YOUR GOAL -> Every line containing the word "gibt" is to be copied from the data below.

========================================

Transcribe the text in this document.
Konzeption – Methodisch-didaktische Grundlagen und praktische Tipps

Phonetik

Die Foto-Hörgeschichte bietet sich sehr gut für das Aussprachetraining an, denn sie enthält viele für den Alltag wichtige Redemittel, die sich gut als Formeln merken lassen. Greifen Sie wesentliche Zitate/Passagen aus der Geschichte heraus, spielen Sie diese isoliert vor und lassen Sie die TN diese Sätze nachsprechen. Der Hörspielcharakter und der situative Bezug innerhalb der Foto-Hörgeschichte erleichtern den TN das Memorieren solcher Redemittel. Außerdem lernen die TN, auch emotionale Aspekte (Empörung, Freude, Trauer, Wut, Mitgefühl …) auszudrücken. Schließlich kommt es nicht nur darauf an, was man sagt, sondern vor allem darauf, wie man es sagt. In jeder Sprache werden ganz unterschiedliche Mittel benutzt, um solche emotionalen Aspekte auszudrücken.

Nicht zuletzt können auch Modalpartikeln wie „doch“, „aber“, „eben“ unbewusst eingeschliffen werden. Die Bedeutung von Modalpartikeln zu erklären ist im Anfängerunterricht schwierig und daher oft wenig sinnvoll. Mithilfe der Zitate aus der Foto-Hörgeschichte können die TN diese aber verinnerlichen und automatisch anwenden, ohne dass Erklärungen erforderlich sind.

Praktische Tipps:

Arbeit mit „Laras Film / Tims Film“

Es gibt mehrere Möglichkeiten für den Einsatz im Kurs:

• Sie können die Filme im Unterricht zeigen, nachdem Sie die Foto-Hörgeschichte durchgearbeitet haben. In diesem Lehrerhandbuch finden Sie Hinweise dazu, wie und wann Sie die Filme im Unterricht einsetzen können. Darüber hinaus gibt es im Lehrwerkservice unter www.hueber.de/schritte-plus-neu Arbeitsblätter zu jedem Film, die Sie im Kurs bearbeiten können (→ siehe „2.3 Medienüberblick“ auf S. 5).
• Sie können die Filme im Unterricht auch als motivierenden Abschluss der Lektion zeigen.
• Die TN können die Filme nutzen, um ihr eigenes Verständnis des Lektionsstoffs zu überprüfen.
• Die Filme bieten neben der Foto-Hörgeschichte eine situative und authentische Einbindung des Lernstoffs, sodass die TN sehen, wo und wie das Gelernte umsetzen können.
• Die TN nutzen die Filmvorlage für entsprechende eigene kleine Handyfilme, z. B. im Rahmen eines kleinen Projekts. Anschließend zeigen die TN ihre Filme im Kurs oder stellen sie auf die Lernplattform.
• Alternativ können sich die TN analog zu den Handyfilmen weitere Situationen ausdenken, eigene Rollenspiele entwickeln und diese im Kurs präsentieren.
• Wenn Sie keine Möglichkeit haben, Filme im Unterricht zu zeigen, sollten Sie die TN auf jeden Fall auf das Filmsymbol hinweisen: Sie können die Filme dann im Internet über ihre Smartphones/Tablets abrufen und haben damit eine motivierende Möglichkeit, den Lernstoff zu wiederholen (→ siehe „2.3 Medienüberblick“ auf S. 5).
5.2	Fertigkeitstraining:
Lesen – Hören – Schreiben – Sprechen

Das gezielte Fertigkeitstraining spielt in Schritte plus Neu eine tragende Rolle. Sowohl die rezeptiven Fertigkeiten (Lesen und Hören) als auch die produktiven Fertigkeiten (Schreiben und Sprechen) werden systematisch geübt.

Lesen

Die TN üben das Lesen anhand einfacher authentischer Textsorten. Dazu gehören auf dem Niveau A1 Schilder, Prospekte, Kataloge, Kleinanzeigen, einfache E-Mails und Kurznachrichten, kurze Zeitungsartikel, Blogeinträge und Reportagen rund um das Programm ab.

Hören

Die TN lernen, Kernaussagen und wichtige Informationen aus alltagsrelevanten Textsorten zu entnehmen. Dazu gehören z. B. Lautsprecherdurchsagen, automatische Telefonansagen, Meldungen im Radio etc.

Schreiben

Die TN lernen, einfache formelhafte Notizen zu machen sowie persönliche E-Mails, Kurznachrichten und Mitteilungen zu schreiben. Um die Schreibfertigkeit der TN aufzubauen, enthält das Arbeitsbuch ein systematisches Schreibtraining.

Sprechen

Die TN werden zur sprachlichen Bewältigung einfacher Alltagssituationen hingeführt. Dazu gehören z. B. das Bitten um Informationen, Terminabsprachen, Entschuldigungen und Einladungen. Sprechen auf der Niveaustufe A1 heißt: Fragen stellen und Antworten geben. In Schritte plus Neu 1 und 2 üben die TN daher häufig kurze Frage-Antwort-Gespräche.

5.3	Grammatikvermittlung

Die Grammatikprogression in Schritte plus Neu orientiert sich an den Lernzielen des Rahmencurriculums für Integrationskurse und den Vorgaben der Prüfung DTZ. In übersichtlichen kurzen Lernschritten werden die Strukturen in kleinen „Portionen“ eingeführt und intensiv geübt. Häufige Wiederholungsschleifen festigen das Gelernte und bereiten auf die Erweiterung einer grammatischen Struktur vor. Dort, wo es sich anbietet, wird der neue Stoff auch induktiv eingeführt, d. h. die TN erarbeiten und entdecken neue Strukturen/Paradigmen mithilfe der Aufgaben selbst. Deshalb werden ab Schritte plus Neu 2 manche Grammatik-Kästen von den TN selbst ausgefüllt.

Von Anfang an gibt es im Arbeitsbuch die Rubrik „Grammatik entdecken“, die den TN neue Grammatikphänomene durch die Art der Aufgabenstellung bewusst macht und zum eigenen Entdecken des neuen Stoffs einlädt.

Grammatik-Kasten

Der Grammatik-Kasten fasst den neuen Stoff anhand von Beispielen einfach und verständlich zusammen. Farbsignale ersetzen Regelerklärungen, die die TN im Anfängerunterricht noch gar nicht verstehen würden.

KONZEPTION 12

========================================

RESULT OF THIS TASK ->
Es gibt mehrere Möglichkeiten für den Einsatz im Kurs:
• Sie können die Filme im Unterricht zeigen, nachdem Sie die Foto-Hörgeschichte durchgearbeitet haben. In diesem Lehrerhandbuch finden Sie Hinweise dazu, wie und wann Sie die Filme im Unterricht einsetzen können. Darüber hinaus gibt es im Lehrwerkservice unter www.hueber.de/schritte-plus-neu Arbeitsblätter zu jedem Film, die Sie im Kurs bearbeiten können (→ siehe „2.3 Medienüberblick“ auf S. 5).
Von Anfang an gibt es im Arbeitsbuch die Rubrik „Grammatik entdecken“, die den TN neue Grammatikphänomene durch die Art der Aufgabenstellung bewusst macht und zum eigenen Entdecken des neuen Stoffs einlädt.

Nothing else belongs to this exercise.